● INSTRUCTIONS FOR THE TASK
Quote verbatim the data lines in the stretch from the line containing "Give me the" through the line containing "y-tick-label: 0.5 [92, 284, 120, 306]", inclusive of both.

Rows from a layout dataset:
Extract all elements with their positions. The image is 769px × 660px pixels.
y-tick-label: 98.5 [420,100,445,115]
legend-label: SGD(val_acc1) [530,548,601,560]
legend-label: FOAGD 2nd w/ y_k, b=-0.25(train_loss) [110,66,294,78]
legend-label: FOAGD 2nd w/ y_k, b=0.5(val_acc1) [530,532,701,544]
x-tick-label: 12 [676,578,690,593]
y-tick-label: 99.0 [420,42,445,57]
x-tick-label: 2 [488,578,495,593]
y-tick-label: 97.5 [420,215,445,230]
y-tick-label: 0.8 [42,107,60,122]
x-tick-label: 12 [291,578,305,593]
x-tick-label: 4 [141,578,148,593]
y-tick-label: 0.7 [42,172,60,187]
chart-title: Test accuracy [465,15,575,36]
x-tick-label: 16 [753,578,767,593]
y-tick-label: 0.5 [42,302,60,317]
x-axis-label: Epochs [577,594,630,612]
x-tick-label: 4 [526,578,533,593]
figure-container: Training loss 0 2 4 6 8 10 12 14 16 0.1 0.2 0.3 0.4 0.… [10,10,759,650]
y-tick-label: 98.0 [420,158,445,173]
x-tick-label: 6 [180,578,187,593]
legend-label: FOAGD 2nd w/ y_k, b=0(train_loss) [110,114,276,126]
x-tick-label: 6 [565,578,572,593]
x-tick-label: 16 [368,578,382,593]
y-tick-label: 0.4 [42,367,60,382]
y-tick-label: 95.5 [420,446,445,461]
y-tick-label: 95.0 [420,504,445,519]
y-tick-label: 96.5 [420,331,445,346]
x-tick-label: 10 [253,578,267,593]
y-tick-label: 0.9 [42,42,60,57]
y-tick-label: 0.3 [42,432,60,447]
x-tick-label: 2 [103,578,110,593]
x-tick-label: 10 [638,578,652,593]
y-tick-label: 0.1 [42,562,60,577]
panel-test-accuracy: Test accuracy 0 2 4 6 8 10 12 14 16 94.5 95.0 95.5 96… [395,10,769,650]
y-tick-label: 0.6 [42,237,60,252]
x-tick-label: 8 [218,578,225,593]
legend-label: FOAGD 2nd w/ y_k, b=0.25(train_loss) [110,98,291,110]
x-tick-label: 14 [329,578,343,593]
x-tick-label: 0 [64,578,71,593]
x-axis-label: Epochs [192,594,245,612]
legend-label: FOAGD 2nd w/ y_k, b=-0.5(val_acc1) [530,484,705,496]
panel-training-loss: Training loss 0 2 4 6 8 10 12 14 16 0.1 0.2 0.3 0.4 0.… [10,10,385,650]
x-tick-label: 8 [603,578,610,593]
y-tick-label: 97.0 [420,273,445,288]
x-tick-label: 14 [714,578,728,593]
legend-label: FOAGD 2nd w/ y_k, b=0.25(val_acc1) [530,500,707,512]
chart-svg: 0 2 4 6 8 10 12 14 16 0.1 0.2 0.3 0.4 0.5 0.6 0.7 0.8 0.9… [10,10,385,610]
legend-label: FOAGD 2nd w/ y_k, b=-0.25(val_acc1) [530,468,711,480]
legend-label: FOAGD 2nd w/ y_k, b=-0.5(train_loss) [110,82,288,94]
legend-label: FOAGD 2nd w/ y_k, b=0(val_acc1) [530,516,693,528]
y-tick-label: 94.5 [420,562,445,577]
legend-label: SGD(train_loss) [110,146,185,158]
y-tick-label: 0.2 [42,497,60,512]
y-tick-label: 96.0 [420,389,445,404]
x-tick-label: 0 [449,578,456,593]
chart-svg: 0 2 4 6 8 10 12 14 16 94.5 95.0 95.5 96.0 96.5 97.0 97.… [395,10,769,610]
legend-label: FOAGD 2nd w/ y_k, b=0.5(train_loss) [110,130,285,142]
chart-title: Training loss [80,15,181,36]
==
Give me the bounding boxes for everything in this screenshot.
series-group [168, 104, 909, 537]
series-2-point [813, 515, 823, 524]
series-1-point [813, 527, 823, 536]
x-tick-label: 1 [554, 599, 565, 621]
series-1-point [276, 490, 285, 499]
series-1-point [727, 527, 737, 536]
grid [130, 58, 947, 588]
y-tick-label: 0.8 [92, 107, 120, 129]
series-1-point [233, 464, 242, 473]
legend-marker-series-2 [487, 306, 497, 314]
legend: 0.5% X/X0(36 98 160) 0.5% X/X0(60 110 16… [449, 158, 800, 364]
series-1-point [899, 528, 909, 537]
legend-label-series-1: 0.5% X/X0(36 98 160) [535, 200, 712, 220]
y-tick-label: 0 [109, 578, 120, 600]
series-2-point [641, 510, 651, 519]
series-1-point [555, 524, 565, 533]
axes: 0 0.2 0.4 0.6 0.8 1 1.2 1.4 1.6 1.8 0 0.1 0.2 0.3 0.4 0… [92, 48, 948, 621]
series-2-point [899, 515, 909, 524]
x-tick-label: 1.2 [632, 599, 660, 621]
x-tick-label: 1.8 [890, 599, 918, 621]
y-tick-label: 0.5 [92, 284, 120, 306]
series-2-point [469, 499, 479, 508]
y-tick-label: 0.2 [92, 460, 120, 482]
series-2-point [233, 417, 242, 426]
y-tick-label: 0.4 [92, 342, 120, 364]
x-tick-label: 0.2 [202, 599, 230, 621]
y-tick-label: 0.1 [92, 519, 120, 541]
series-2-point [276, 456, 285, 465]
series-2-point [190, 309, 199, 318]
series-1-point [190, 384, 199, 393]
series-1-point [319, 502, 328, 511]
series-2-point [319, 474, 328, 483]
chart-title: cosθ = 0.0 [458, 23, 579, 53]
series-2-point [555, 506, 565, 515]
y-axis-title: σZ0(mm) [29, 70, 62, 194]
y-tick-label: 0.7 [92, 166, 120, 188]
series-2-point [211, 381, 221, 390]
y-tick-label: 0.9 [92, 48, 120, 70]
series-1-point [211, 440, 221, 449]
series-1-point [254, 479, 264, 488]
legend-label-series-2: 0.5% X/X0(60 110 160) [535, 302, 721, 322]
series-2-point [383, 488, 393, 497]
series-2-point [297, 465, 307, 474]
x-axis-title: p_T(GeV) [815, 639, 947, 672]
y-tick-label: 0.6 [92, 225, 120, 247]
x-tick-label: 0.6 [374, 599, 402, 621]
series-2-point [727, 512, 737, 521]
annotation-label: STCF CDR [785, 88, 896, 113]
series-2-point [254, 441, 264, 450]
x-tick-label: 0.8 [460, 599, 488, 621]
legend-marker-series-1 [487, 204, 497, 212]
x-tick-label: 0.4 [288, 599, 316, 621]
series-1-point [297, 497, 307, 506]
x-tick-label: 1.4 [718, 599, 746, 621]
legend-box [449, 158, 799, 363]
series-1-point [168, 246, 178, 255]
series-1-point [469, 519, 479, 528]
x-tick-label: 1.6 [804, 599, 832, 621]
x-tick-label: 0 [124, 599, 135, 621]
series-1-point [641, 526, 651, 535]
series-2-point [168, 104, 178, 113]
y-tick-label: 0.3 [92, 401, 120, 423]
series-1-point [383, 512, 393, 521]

● REPLY TO THE EXERCISE
Give me the bounding boxes for everything in this screenshot.
series-group [168, 104, 909, 537]
series-2-point [813, 515, 823, 524]
series-1-point [813, 527, 823, 536]
x-tick-label: 1 [554, 599, 565, 621]
series-1-point [276, 490, 285, 499]
series-1-point [727, 527, 737, 536]
grid [130, 58, 947, 588]
y-tick-label: 0.8 [92, 107, 120, 129]
series-1-point [233, 464, 242, 473]
legend-marker-series-2 [487, 306, 497, 314]
legend: 0.5% X/X0(36 98 160) 0.5% X/X0(60 110 16… [449, 158, 800, 364]
series-1-point [899, 528, 909, 537]
legend-label-series-1: 0.5% X/X0(36 98 160) [535, 200, 712, 220]
y-tick-label: 0 [109, 578, 120, 600]
series-2-point [641, 510, 651, 519]
series-1-point [555, 524, 565, 533]
axes: 0 0.2 0.4 0.6 0.8 1 1.2 1.4 1.6 1.8 0 0.1 0.2 0.3 0.4 0… [92, 48, 948, 621]
series-2-point [899, 515, 909, 524]
x-tick-label: 1.2 [632, 599, 660, 621]
x-tick-label: 1.8 [890, 599, 918, 621]
y-tick-label: 0.5 [92, 284, 120, 306]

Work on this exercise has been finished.